[AIM]:
Make an exact copy of the records, dropping all pictures.

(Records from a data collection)
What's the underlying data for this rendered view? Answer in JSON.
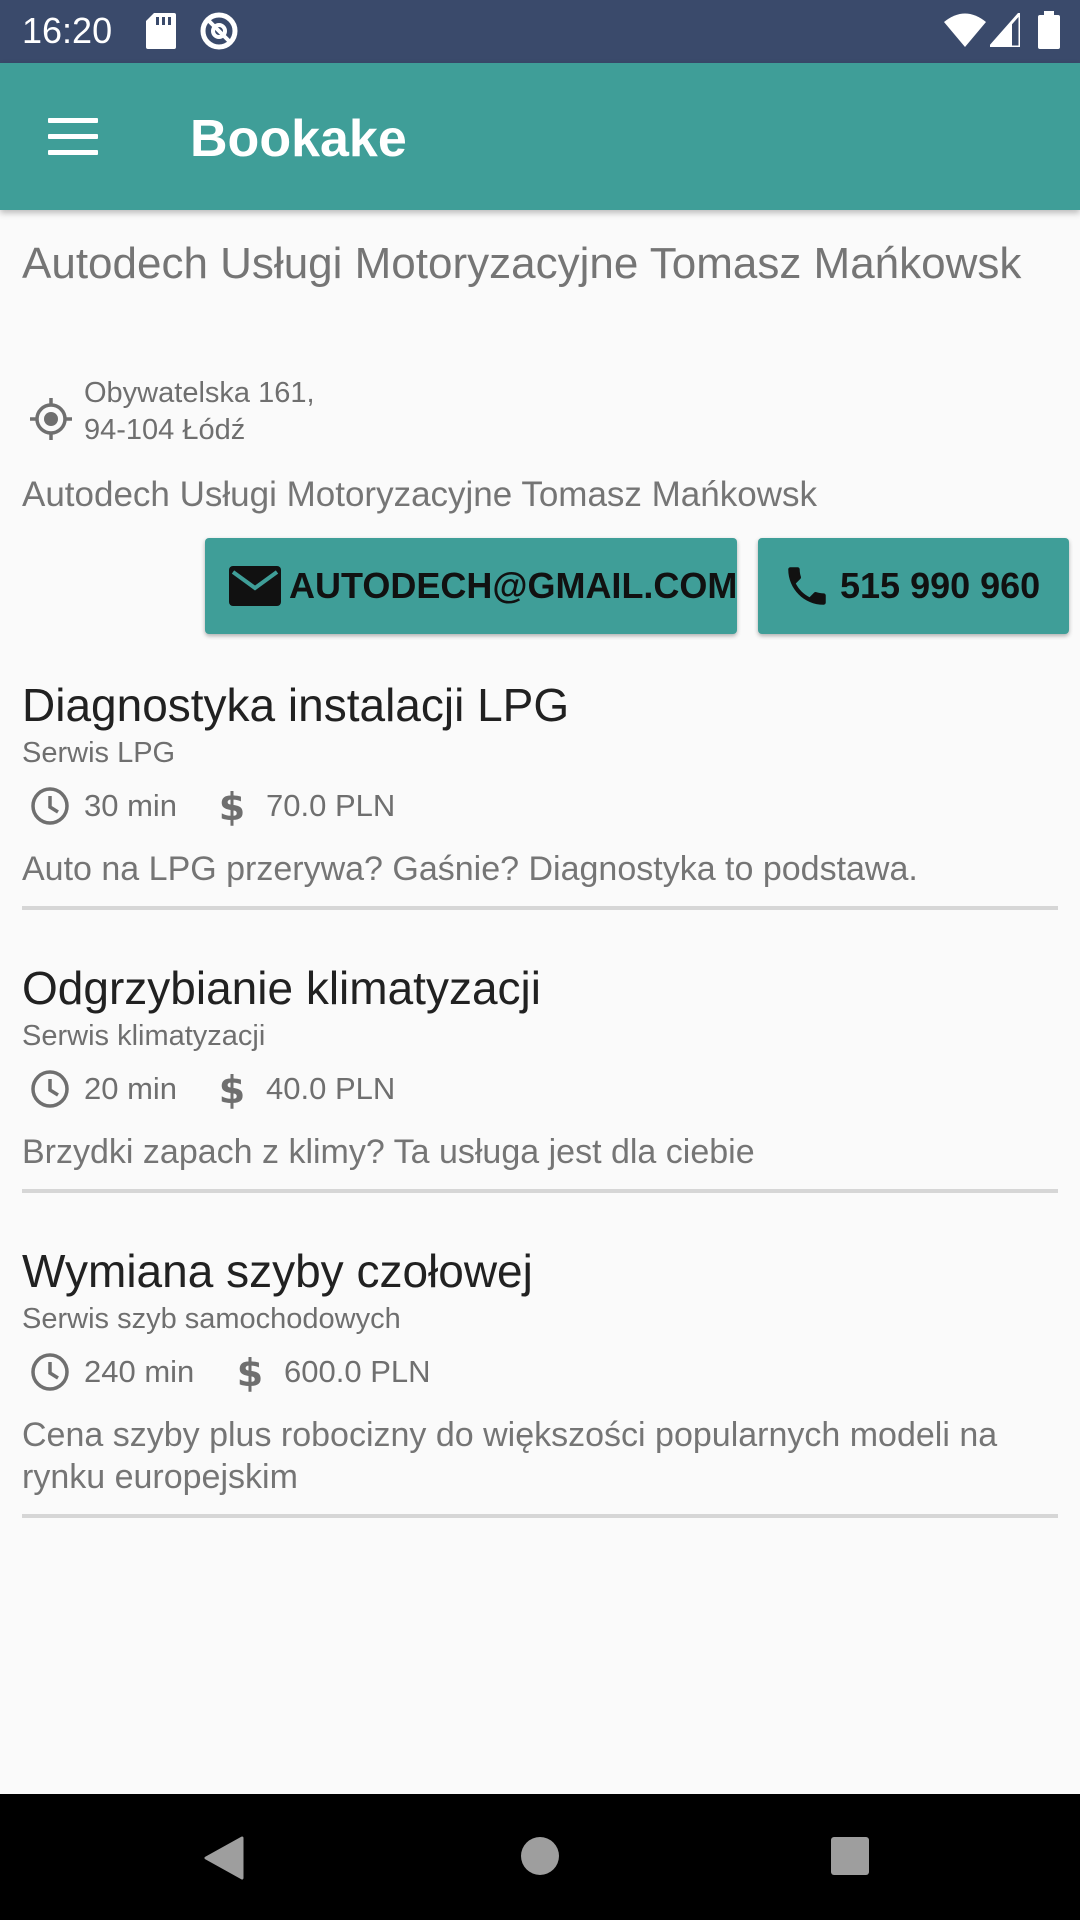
{
  "status_bar": {
    "time": "16:20",
    "left_icons": [
      "sd-card-icon",
      "at-sign-icon"
    ],
    "right_icons": [
      "wifi-icon",
      "signal-icon",
      "battery-icon"
    ],
    "background": "#3a4a6b"
  },
  "app_bar": {
    "title": "Bookake",
    "menu_icon": "menu-icon",
    "background": "#3f9e98"
  },
  "business": {
    "name": "Autodech Usługi Motoryzacyjne Tomasz Mańkowsk",
    "address_line1": "Obywatelska 161,",
    "address_line2": "94-104 Łódź",
    "description": "Autodech Usługi Motoryzacyjne Tomasz Mańkowsk",
    "email_button": "AUTODECH@GMAIL.COM",
    "phone_button": "515 990 960",
    "accent_color": "#3f9e98"
  },
  "services": [
    {
      "title": "Diagnostyka instalacji LPG",
      "category": "Serwis LPG",
      "duration": "30 min",
      "price": "70.0 PLN",
      "description": "Auto na LPG przerywa? Gaśnie? Diagnostyka to podstawa."
    },
    {
      "title": "Odgrzybianie klimatyzacji",
      "category": "Serwis klimatyzacji",
      "duration": "20 min",
      "price": "40.0 PLN",
      "description": "Brzydki zapach z klimy? Ta usługa jest dla ciebie"
    },
    {
      "title": "Wymiana szyby czołowej",
      "category": "Serwis szyb samochodowych",
      "duration": "240 min",
      "price": "600.0 PLN",
      "description": "Cena szyby plus robocizny do większości popularnych modeli na rynku europejskim"
    }
  ],
  "nav_bar": {
    "buttons": [
      "back-icon",
      "home-icon",
      "recents-icon"
    ]
  }
}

[ANSWER BELOW]:
What's the underlying data for this rendered view? Answer in JSON.
{
  "status_bar": {
    "time": "16:20",
    "left_icons": [
      "sd-card-icon",
      "at-sign-icon"
    ],
    "right_icons": [
      "wifi-icon",
      "signal-icon",
      "battery-icon"
    ],
    "background": "#3a4a6b"
  },
  "app_bar": {
    "title": "Bookake",
    "menu_icon": "menu-icon",
    "background": "#3f9e98"
  },
  "business": {
    "name": "Autodech Usługi Motoryzacyjne Tomasz Mańkowsk",
    "address_line1": "Obywatelska 161,",
    "address_line2": "94-104 Łódź",
    "description": "Autodech Usługi Motoryzacyjne Tomasz Mańkowsk",
    "email_button": "AUTODECH@GMAIL.COM",
    "phone_button": "515 990 960",
    "accent_color": "#3f9e98"
  },
  "services": [
    {
      "title": "Diagnostyka instalacji LPG",
      "category": "Serwis LPG",
      "duration": "30 min",
      "price": "70.0 PLN",
      "description": "Auto na LPG przerywa? Gaśnie? Diagnostyka to podstawa."
    },
    {
      "title": "Odgrzybianie klimatyzacji",
      "category": "Serwis klimatyzacji",
      "duration": "20 min",
      "price": "40.0 PLN",
      "description": "Brzydki zapach z klimy? Ta usługa jest dla ciebie"
    },
    {
      "title": "Wymiana szyby czołowej",
      "category": "Serwis szyb samochodowych",
      "duration": "240 min",
      "price": "600.0 PLN",
      "description": "Cena szyby plus robocizny do większości popularnych modeli na rynku europejskim"
    }
  ],
  "nav_bar": {
    "buttons": [
      "back-icon",
      "home-icon",
      "recents-icon"
    ]
  }
}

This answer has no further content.